» MATERIAL FOR THIS EXERCISE
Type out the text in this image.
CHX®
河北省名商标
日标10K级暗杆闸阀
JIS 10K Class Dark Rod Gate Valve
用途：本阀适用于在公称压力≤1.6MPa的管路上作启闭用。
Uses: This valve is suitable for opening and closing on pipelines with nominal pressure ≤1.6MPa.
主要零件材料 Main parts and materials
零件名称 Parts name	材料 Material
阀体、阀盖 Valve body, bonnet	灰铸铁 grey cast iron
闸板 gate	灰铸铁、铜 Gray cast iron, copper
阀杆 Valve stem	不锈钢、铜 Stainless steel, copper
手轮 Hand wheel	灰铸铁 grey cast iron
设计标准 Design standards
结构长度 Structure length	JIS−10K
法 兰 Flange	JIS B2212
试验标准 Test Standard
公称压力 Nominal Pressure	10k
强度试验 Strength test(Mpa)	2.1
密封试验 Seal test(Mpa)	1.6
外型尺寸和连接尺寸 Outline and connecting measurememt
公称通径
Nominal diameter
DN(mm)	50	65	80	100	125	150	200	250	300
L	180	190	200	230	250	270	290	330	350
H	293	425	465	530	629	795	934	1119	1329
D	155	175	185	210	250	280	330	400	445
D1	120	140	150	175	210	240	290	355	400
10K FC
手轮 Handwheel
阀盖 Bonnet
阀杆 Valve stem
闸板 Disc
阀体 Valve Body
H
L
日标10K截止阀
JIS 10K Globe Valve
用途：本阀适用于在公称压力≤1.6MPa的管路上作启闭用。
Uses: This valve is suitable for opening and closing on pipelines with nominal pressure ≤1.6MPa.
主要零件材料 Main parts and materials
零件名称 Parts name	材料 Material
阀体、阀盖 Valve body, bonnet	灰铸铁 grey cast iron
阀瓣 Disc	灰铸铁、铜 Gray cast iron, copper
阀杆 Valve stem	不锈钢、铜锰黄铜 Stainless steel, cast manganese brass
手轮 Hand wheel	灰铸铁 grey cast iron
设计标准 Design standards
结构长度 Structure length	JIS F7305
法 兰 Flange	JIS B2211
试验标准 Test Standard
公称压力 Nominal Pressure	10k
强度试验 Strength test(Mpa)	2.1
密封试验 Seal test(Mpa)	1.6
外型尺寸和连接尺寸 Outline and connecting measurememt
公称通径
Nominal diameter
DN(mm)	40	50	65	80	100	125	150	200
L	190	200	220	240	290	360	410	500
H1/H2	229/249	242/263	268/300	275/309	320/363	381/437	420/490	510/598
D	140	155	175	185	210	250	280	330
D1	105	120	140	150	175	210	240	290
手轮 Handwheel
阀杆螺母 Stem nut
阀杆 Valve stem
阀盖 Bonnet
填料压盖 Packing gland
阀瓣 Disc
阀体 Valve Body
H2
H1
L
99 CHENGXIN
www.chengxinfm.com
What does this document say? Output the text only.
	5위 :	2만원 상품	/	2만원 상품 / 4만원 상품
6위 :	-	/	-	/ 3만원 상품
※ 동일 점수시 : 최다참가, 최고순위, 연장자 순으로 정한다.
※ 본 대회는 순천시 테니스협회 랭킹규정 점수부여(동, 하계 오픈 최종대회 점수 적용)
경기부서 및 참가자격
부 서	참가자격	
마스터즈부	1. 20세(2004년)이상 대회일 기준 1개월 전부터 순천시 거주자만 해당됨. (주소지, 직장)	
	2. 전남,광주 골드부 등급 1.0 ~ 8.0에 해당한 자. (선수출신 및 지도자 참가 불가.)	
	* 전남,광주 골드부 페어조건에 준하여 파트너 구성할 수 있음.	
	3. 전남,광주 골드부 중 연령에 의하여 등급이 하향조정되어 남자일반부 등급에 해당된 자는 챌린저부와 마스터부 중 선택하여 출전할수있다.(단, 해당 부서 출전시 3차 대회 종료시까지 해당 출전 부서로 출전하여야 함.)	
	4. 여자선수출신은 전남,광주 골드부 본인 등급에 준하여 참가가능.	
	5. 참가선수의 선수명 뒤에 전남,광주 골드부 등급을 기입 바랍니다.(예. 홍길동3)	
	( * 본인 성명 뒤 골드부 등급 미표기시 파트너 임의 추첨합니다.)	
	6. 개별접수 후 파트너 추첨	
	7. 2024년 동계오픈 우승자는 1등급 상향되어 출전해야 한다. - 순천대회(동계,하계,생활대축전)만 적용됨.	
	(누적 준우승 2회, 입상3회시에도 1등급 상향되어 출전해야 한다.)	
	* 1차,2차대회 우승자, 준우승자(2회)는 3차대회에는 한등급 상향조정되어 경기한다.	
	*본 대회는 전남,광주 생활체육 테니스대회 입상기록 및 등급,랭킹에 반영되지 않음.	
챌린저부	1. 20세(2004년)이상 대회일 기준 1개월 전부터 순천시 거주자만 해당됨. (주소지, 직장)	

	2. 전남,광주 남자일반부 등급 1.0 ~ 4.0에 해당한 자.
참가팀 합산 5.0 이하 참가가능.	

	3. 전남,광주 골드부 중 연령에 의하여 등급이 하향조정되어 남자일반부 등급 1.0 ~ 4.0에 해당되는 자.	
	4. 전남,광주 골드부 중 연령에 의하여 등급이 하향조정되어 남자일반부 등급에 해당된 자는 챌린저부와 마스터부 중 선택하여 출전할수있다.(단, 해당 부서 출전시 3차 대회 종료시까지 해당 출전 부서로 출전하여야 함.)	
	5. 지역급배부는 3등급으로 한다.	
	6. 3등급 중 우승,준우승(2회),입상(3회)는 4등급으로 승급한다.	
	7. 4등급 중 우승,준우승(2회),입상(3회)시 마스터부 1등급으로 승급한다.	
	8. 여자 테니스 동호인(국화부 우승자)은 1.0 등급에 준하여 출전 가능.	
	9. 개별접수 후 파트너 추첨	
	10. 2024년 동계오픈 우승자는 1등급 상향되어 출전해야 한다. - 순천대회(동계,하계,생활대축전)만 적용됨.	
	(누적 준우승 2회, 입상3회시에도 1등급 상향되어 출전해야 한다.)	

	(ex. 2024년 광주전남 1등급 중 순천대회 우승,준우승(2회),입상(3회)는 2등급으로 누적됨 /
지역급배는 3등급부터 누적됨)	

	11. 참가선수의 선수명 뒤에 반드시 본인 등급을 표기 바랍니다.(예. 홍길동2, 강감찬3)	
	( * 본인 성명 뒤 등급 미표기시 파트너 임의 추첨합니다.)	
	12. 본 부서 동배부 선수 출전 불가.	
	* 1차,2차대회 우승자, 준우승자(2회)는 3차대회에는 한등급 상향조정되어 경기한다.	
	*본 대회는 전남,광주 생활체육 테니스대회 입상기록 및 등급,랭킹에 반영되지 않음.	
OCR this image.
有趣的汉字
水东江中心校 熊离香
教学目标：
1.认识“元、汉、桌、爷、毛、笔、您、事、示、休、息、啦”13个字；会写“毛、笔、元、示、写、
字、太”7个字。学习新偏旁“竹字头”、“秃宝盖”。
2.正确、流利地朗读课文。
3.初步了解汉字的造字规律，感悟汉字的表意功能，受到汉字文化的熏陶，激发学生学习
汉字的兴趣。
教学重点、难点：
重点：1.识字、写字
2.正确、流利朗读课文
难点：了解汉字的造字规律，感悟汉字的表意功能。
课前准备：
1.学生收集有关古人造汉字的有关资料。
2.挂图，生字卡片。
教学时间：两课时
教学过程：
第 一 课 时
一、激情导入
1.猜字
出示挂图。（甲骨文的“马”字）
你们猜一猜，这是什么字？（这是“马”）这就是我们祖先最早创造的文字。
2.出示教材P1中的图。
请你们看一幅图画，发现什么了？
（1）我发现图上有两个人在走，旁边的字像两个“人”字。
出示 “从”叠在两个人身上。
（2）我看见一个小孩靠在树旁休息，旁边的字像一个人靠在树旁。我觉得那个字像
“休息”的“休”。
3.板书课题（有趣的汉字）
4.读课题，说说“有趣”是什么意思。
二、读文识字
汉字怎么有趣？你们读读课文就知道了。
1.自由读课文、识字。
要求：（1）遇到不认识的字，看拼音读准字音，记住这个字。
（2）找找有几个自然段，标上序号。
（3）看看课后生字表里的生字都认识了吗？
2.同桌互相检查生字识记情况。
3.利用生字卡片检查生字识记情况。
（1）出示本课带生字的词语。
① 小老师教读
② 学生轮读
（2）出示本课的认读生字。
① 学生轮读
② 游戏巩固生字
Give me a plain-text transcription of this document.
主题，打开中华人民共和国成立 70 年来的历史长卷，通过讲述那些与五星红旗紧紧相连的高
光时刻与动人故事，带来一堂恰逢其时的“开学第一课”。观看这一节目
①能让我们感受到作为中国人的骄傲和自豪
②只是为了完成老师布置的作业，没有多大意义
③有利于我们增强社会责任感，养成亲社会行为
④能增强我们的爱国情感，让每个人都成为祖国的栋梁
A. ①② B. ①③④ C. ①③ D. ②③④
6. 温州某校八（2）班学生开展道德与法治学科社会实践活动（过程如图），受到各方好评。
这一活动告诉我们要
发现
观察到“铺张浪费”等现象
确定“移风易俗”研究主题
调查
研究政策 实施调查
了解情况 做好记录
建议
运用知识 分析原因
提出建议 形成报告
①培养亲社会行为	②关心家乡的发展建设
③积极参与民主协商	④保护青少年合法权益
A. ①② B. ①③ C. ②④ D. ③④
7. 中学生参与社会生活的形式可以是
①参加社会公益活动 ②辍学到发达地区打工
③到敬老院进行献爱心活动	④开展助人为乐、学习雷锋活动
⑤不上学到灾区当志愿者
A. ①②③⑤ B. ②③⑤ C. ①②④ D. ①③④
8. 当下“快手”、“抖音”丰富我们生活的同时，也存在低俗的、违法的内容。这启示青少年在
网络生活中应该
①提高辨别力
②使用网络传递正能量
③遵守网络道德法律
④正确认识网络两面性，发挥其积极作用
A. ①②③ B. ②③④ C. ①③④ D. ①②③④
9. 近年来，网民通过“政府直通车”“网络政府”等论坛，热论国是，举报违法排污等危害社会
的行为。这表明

» WRITTEN TASK
Write out, word for word, the line containing "Give me a plain-text" and every line after it to the end of the data above.

» COMPLETE RESPONSE
Give me a plain-text transcription of this document.
主题，打开中华人民共和国成立 70 年来的历史长卷，通过讲述那些与五星红旗紧紧相连的高
光时刻与动人故事，带来一堂恰逢其时的“开学第一课”。观看这一节目
①能让我们感受到作为中国人的骄傲和自豪
②只是为了完成老师布置的作业，没有多大意义
③有利于我们增强社会责任感，养成亲社会行为
④能增强我们的爱国情感，让每个人都成为祖国的栋梁
A. ①② B. ①③④ C. ①③ D. ②③④
6. 温州某校八（2）班学生开展道德与法治学科社会实践活动（过程如图），受到各方好评。
这一活动告诉我们要
发现
观察到“铺张浪费”等现象
确定“移风易俗”研究主题
调查
研究政策 实施调查
了解情况 做好记录
建议
运用知识 分析原因
提出建议 形成报告
①培养亲社会行为	②关心家乡的发展建设
③积极参与民主协商	④保护青少年合法权益
A. ①② B. ①③ C. ②④ D. ③④
7. 中学生参与社会生活的形式可以是
①参加社会公益活动 ②辍学到发达地区打工
③到敬老院进行献爱心活动	④开展助人为乐、学习雷锋活动
⑤不上学到灾区当志愿者
A. ①②③⑤ B. ②③⑤ C. ①②④ D. ①③④
8. 当下“快手”、“抖音”丰富我们生活的同时，也存在低俗的、违法的内容。这启示青少年在
网络生活中应该
①提高辨别力
②使用网络传递正能量
③遵守网络道德法律
④正确认识网络两面性，发挥其积极作用
A. ①②③ B. ②③④ C. ①③④ D. ①②③④
9. 近年来，网民通过“政府直通车”“网络政府”等论坛，热论国是，举报违法排污等危害社会
的行为。这表明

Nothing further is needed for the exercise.